_Exercise prompt_
Restate the whole listing word for word. Pictures are left out.

-------- Supplied records

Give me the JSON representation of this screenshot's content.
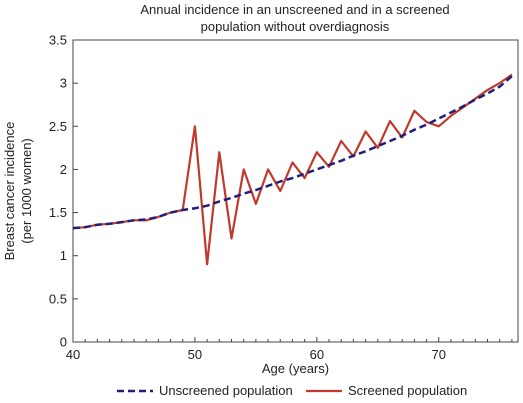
{
  "chart_data": {
    "type": "line",
    "title_lines": [
      "Annual incidence in an unscreened and in a screened",
      "population without overdiagnosis"
    ],
    "xlabel": "Age (years)",
    "ylabel_lines": [
      "Breast cancer incidence",
      "(per 1000 women)"
    ],
    "xlim": [
      40,
      76.5
    ],
    "ylim": [
      0,
      3.5
    ],
    "xticks": [
      "40",
      "50",
      "60",
      "70"
    ],
    "yticks": [
      "0",
      "0.5",
      "1",
      "1.5",
      "2",
      "2.5",
      "3",
      "3.5"
    ],
    "grid": false,
    "legend_position": "bottom",
    "series": [
      {
        "name": "Unscreened population",
        "color": "#1f1f7a",
        "style": "dashed",
        "x": [
          40,
          41,
          42,
          43,
          44,
          45,
          46,
          47,
          48,
          49,
          50,
          51,
          52,
          53,
          54,
          55,
          56,
          57,
          58,
          59,
          60,
          61,
          62,
          63,
          64,
          65,
          66,
          67,
          68,
          69,
          70,
          71,
          72,
          73,
          74,
          75,
          76
        ],
        "values": [
          1.32,
          1.33,
          1.36,
          1.37,
          1.39,
          1.41,
          1.42,
          1.45,
          1.5,
          1.53,
          1.55,
          1.58,
          1.63,
          1.67,
          1.72,
          1.76,
          1.81,
          1.86,
          1.9,
          1.95,
          2.0,
          2.05,
          2.1,
          2.16,
          2.21,
          2.27,
          2.33,
          2.39,
          2.46,
          2.52,
          2.59,
          2.66,
          2.73,
          2.81,
          2.88,
          2.96,
          3.08
        ]
      },
      {
        "name": "Screened population",
        "color": "#c0392b",
        "style": "solid",
        "x": [
          40,
          41,
          42,
          43,
          44,
          45,
          46,
          47,
          48,
          49,
          50,
          51,
          52,
          53,
          54,
          55,
          56,
          57,
          58,
          59,
          60,
          61,
          62,
          63,
          64,
          65,
          66,
          67,
          68,
          69,
          70,
          71,
          72,
          73,
          74,
          75,
          76
        ],
        "values": [
          1.32,
          1.33,
          1.36,
          1.37,
          1.39,
          1.41,
          1.41,
          1.45,
          1.5,
          1.53,
          2.5,
          0.9,
          2.2,
          1.2,
          2.0,
          1.6,
          2.0,
          1.75,
          2.08,
          1.9,
          2.2,
          2.03,
          2.33,
          2.15,
          2.44,
          2.25,
          2.56,
          2.37,
          2.68,
          2.55,
          2.5,
          2.62,
          2.72,
          2.82,
          2.92,
          3.0,
          3.1
        ]
      }
    ]
  }
}
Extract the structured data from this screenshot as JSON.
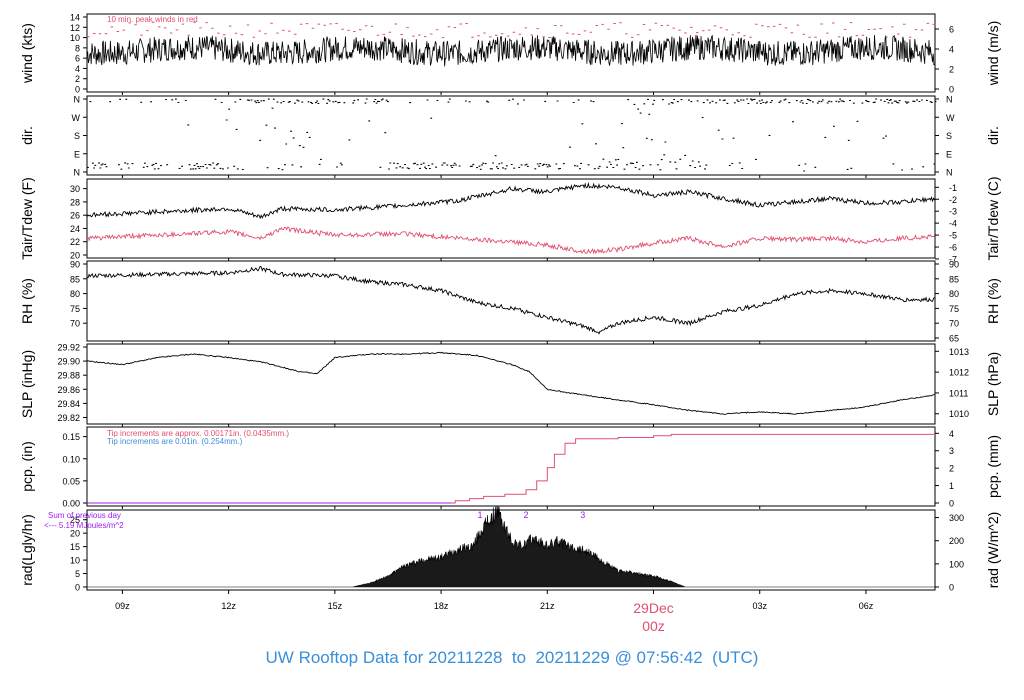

----------------

_Response_
Give me the JSON representation of this screenshot's content.
{
  "chart_data": {
    "type": "line",
    "title_lines": [
      "Annual incidence in an unscreened and in a screened",
      "population without overdiagnosis"
    ],
    "xlabel": "Age (years)",
    "ylabel_lines": [
      "Breast cancer incidence",
      "(per 1000 women)"
    ],
    "xlim": [
      40,
      76.5
    ],
    "ylim": [
      0,
      3.5
    ],
    "xticks": [
      "40",
      "50",
      "60",
      "70"
    ],
    "yticks": [
      "0",
      "0.5",
      "1",
      "1.5",
      "2",
      "2.5",
      "3",
      "3.5"
    ],
    "grid": false,
    "legend_position": "bottom",
    "series": [
      {
        "name": "Unscreened population",
        "color": "#1f1f7a",
        "style": "dashed",
        "x": [
          40,
          41,
          42,
          43,
          44,
          45,
          46,
          47,
          48,
          49,
          50,
          51,
          52,
          53,
          54,
          55,
          56,
          57,
          58,
          59,
          60,
          61,
          62,
          63,
          64,
          65,
          66,
          67,
          68,
          69,
          70,
          71,
          72,
          73,
          74,
          75,
          76
        ],
        "values": [
          1.32,
          1.33,
          1.36,
          1.37,
          1.39,
          1.41,
          1.42,
          1.45,
          1.5,
          1.53,
          1.55,
          1.58,
          1.63,
          1.67,
          1.72,
          1.76,
          1.81,
          1.86,
          1.9,
          1.95,
          2.0,
          2.05,
          2.1,
          2.16,
          2.21,
          2.27,
          2.33,
          2.39,
          2.46,
          2.52,
          2.59,
          2.66,
          2.73,
          2.81,
          2.88,
          2.96,
          3.08
        ]
      },
      {
        "name": "Screened population",
        "color": "#c0392b",
        "style": "solid",
        "x": [
          40,
          41,
          42,
          43,
          44,
          45,
          46,
          47,
          48,
          49,
          50,
          51,
          52,
          53,
          54,
          55,
          56,
          57,
          58,
          59,
          60,
          61,
          62,
          63,
          64,
          65,
          66,
          67,
          68,
          69,
          70,
          71,
          72,
          73,
          74,
          75,
          76
        ],
        "values": [
          1.32,
          1.33,
          1.36,
          1.37,
          1.39,
          1.41,
          1.41,
          1.45,
          1.5,
          1.53,
          2.5,
          0.9,
          2.2,
          1.2,
          2.0,
          1.6,
          2.0,
          1.75,
          2.08,
          1.9,
          2.2,
          2.03,
          2.33,
          2.15,
          2.44,
          2.25,
          2.56,
          2.37,
          2.68,
          2.55,
          2.5,
          2.62,
          2.72,
          2.82,
          2.92,
          3.0,
          3.1
        ]
      }
    ]
  }
}
Extract the structured data from this screenshot as JSON.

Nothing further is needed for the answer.